Written task: Where a line below holds the string "sich", copy that line.
-- Start --
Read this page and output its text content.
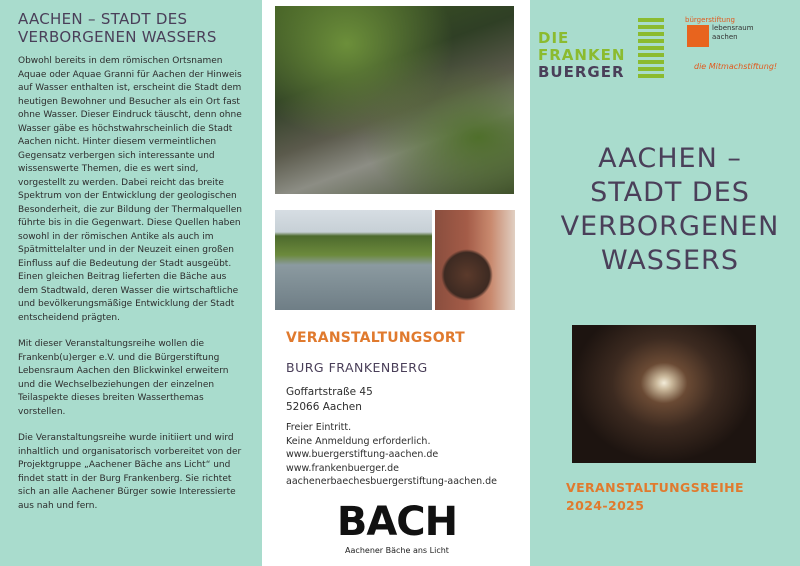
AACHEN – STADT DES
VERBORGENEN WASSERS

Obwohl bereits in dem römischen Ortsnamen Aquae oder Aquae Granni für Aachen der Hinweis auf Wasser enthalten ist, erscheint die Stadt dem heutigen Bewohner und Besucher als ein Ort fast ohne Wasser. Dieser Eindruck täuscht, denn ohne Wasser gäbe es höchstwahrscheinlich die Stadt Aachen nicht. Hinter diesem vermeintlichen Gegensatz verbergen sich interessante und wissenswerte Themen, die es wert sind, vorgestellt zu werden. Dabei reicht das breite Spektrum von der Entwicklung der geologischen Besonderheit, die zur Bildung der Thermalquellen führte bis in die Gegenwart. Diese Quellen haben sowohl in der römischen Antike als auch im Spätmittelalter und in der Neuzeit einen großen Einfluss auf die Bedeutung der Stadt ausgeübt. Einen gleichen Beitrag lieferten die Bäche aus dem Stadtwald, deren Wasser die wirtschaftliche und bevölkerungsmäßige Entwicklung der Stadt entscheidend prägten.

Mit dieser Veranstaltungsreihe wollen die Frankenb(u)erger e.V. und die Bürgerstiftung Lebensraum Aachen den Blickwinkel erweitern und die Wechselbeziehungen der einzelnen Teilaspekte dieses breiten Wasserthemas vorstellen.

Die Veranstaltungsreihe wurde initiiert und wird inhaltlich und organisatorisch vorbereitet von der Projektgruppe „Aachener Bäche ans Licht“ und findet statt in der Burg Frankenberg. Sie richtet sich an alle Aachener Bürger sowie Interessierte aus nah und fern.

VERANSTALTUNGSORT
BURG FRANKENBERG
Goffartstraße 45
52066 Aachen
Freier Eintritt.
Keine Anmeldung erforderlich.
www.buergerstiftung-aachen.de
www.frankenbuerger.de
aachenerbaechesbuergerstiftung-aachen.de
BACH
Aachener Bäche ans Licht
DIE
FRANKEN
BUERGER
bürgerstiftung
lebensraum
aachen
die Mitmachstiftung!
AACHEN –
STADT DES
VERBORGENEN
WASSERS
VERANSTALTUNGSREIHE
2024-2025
-- End --
Response to this task:
Obwohl bereits in dem römischen Ortsnamen Aquae oder Aquae Granni für Aachen der Hinweis auf Wasser enthalten ist, erscheint die Stadt dem heutigen Bewohner und Besucher als ein Ort fast ohne Wasser. Dieser Eindruck täuscht, denn ohne Wasser gäbe es höchstwahrscheinlich die Stadt Aachen nicht. Hinter diesem vermeintlichen Gegensatz verbergen sich interessante und wissenswerte Themen, die es wert sind, vorgestellt zu werden. Dabei reicht das breite Spektrum von der Entwicklung der geologischen Besonderheit, die zur Bildung der Thermalquellen führte bis in die Gegenwart. Diese Quellen haben sowohl in der römischen Antike als auch im Spätmittelalter und in der Neuzeit einen großen Einfluss auf die Bedeutung der Stadt ausgeübt. Einen gleichen Beitrag lieferten die Bäche aus dem Stadtwald, deren Wasser die wirtschaftliche und bevölkerungsmäßige Entwicklung der Stadt entscheidend prägten.
Die Veranstaltungsreihe wurde initiiert und wird inhaltlich und organisatorisch vorbereitet von der Projektgruppe „Aachener Bäche ans Licht“ und findet statt in der Burg Frankenberg. Sie richtet sich an alle Aachener Bürger sowie Interessierte aus nah und fern.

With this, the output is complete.